[Figure record extracts]
+===+
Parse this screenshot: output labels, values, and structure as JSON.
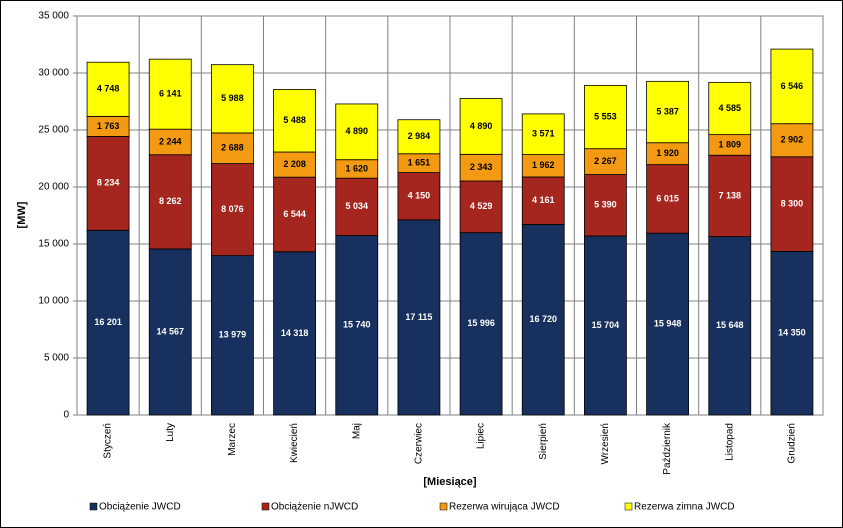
{
  "chart_data": {
    "type": "stacked-bar",
    "x_label": "[Miesiące]",
    "y_label": "[MW]",
    "categories": [
      "Styczeń",
      "Luty",
      "Marzec",
      "Kwiecień",
      "Maj",
      "Czerwiec",
      "Lipiec",
      "Sierpień",
      "Wrzesień",
      "Październik",
      "Listopad",
      "Grudzień"
    ],
    "series": [
      {
        "name": "Obciążenie JWCD",
        "color": "#17305e",
        "values": [
          16201,
          14567,
          13979,
          14318,
          15740,
          17115,
          15996,
          16720,
          15704,
          15948,
          15648,
          14350
        ],
        "value_labels": [
          "16 201",
          "14 567",
          "13 979",
          "14 318",
          "15 740",
          "17 115",
          "15 996",
          "16 720",
          "15 704",
          "15 948",
          "15 648",
          "14 350"
        ]
      },
      {
        "name": "Obciążenie nJWCD",
        "color": "#a5261f",
        "values": [
          8234,
          8262,
          8076,
          6544,
          5034,
          4150,
          4529,
          4161,
          5390,
          6015,
          7138,
          8300
        ],
        "value_labels": [
          "8 234",
          "8 262",
          "8 076",
          "6 544",
          "5 034",
          "4 150",
          "4 529",
          "4 161",
          "5 390",
          "6 015",
          "7 138",
          "8 300"
        ]
      },
      {
        "name": "Rezerwa wirująca JWCD",
        "color": "#f39a12",
        "values": [
          1763,
          2244,
          2688,
          2208,
          1620,
          1651,
          2343,
          1962,
          2267,
          1920,
          1809,
          2902
        ],
        "value_labels": [
          "1 763",
          "2 244",
          "2 688",
          "2 208",
          "1 620",
          "1 651",
          "2 343",
          "1 962",
          "2 267",
          "1 920",
          "1 809",
          "2 902"
        ]
      },
      {
        "name": "Rezerwa zimna JWCD",
        "color": "#ffff00",
        "values": [
          4748,
          6141,
          5988,
          5488,
          4890,
          2984,
          4890,
          3571,
          5553,
          5387,
          4585,
          6546
        ],
        "value_labels": [
          "4 748",
          "6 141",
          "5 988",
          "5 488",
          "4 890",
          "2 984",
          "4 890",
          "3 571",
          "5 553",
          "5 387",
          "4 585",
          "6 546"
        ]
      }
    ],
    "ylim": [
      0,
      35000
    ],
    "yticks": [
      0,
      {
        "value": 5000,
        "label": "5 000"
      },
      {
        "value": 10000,
        "label": "10 000"
      },
      {
        "value": 15000,
        "label": "15 000"
      },
      {
        "value": 20000,
        "label": "20 000"
      },
      {
        "value": 25000,
        "label": "25 000"
      },
      {
        "value": 30000,
        "label": "30 000"
      },
      {
        "value": 35000,
        "label": "35 000"
      }
    ],
    "grid": true,
    "legend": "bottom"
  }
}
+===+
■ WHAT THE EXERCISE ASKS ■
In the records above, find each line that holds the word "Rezerwa"; copy all such lines.

■ WRITTEN RESPONSE ■
        "name": "Rezerwa wirująca JWCD",
        "name": "Rezerwa zimna JWCD",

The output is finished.